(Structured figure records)
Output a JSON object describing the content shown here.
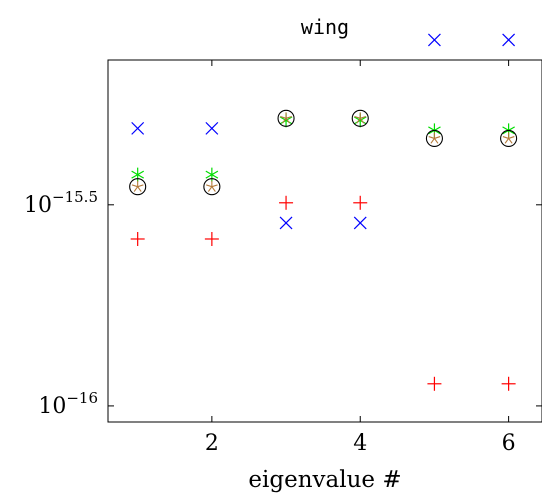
{
  "chart_data": {
    "type": "scatter",
    "title": "wing",
    "xlabel": "eigenvalue #",
    "ylabel": "",
    "xlim": [
      0.6,
      6.45
    ],
    "ylog": true,
    "ylim_log10": [
      -16.04,
      -15.14
    ],
    "x_ticks": [
      2,
      4,
      6
    ],
    "y_ticks": [
      {
        "log10": -15.5,
        "base": "10",
        "exp": "−15.5"
      },
      {
        "log10": -16.0,
        "base": "10",
        "exp": "−16"
      }
    ],
    "grid": false,
    "series": [
      {
        "marker": "x",
        "color": "#0000ff",
        "points": [
          [
            1,
            -15.31
          ],
          [
            2,
            -15.31
          ],
          [
            3,
            -15.545
          ],
          [
            4,
            -15.545
          ],
          [
            5,
            -15.09
          ],
          [
            6,
            -15.09
          ]
        ]
      },
      {
        "marker": "plus",
        "color": "#ff0000",
        "points": [
          [
            1,
            -15.585
          ],
          [
            2,
            -15.585
          ],
          [
            3,
            -15.495
          ],
          [
            4,
            -15.495
          ],
          [
            5,
            -15.945
          ],
          [
            6,
            -15.945
          ]
        ]
      },
      {
        "marker": "star",
        "color": "#00dd00",
        "points": [
          [
            1,
            -15.425
          ],
          [
            2,
            -15.425
          ],
          [
            3,
            -15.29
          ],
          [
            4,
            -15.29
          ],
          [
            5,
            -15.315
          ],
          [
            6,
            -15.315
          ]
        ]
      },
      {
        "marker": "asterisk",
        "color": "#b37a3a",
        "points": [
          [
            1,
            -15.455
          ],
          [
            2,
            -15.455
          ],
          [
            3,
            -15.285
          ],
          [
            4,
            -15.285
          ],
          [
            5,
            -15.335
          ],
          [
            6,
            -15.335
          ]
        ]
      },
      {
        "marker": "circle",
        "color": "#000000",
        "points": [
          [
            1,
            -15.455
          ],
          [
            2,
            -15.455
          ],
          [
            3,
            -15.285
          ],
          [
            4,
            -15.285
          ],
          [
            5,
            -15.335
          ],
          [
            6,
            -15.335
          ]
        ]
      }
    ]
  }
}
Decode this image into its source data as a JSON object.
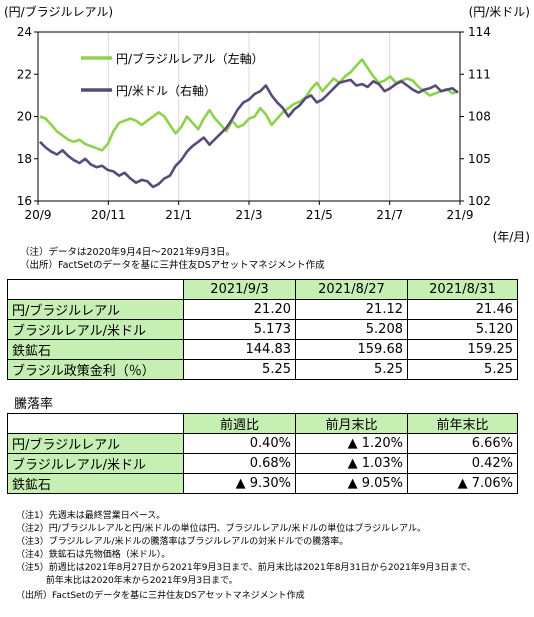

— Problem —
Pick each line holding the word "marker" out of the listing.

— The result —
        "marker": "x",
        "marker": "plus",
        "marker": "star",
        "marker": "asterisk",
        "marker": "circle",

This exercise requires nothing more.